━━━ WORKING DATA

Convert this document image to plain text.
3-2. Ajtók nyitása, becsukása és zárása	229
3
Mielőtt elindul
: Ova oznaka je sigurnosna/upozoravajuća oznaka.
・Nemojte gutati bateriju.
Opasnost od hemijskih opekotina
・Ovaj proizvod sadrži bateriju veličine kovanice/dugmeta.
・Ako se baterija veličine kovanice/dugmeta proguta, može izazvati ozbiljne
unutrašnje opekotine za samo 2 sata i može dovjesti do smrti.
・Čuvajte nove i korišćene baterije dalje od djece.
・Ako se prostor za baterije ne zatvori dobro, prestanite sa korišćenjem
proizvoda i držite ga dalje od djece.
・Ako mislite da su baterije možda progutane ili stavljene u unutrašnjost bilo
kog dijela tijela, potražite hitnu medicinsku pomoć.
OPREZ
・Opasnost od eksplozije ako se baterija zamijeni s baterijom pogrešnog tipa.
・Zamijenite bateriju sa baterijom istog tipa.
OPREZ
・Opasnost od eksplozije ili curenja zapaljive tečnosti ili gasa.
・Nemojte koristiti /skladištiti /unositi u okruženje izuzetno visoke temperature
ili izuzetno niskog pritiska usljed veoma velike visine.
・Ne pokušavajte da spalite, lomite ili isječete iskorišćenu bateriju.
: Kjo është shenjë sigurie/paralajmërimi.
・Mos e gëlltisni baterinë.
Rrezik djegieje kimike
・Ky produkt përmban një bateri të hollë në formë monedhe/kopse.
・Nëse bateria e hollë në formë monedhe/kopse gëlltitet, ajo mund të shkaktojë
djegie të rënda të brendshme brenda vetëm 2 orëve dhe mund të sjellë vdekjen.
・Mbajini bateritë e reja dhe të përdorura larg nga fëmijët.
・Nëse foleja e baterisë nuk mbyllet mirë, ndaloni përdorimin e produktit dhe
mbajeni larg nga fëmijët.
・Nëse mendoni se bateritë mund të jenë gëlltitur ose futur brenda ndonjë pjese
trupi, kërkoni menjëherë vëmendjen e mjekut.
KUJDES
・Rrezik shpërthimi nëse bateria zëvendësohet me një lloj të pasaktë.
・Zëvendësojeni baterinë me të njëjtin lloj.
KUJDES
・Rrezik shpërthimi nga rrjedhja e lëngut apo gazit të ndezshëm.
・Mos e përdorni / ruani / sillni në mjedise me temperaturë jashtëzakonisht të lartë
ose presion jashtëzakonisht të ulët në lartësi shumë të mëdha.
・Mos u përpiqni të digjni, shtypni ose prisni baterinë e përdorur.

━━━━━━

*DIRECTION*. Write out the entire listing exactly.

*RESULT*.
Convert this document image to plain text.
3-2. Ajtók nyitása, becsukása és zárása	229
3
Mielőtt elindul
: Ova oznaka je sigurnosna/upozoravajuća oznaka.
・Nemojte gutati bateriju.
Opasnost od hemijskih opekotina
・Ovaj proizvod sadrži bateriju veličine kovanice/dugmeta.
・Ako se baterija veličine kovanice/dugmeta proguta, može izazvati ozbiljne
unutrašnje opekotine za samo 2 sata i može dovjesti do smrti.
・Čuvajte nove i korišćene baterije dalje od djece.
・Ako se prostor za baterije ne zatvori dobro, prestanite sa korišćenjem
proizvoda i držite ga dalje od djece.
・Ako mislite da su baterije možda progutane ili stavljene u unutrašnjost bilo
kog dijela tijela, potražite hitnu medicinsku pomoć.
OPREZ
・Opasnost od eksplozije ako se baterija zamijeni s baterijom pogrešnog tipa.
・Zamijenite bateriju sa baterijom istog tipa.
OPREZ
・Opasnost od eksplozije ili curenja zapaljive tečnosti ili gasa.
・Nemojte koristiti /skladištiti /unositi u okruženje izuzetno visoke temperature
ili izuzetno niskog pritiska usljed veoma velike visine.
・Ne pokušavajte da spalite, lomite ili isječete iskorišćenu bateriju.
: Kjo është shenjë sigurie/paralajmërimi.
・Mos e gëlltisni baterinë.
Rrezik djegieje kimike
・Ky produkt përmban një bateri të hollë në formë monedhe/kopse.
・Nëse bateria e hollë në formë monedhe/kopse gëlltitet, ajo mund të shkaktojë
djegie të rënda të brendshme brenda vetëm 2 orëve dhe mund të sjellë vdekjen.
・Mbajini bateritë e reja dhe të përdorura larg nga fëmijët.
・Nëse foleja e baterisë nuk mbyllet mirë, ndaloni përdorimin e produktit dhe
mbajeni larg nga fëmijët.
・Nëse mendoni se bateritë mund të jenë gëlltitur ose futur brenda ndonjë pjese
trupi, kërkoni menjëherë vëmendjen e mjekut.
KUJDES
・Rrezik shpërthimi nëse bateria zëvendësohet me një lloj të pasaktë.
・Zëvendësojeni baterinë me të njëjtin lloj.
KUJDES
・Rrezik shpërthimi nga rrjedhja e lëngut apo gazit të ndezshëm.
・Mos e përdorni / ruani / sillni në mjedise me temperaturë jashtëzakonisht të lartë
ose presion jashtëzakonisht të ulët në lartësi shumë të mëdha.
・Mos u përpiqni të digjni, shtypni ose prisni baterinë e përdorur.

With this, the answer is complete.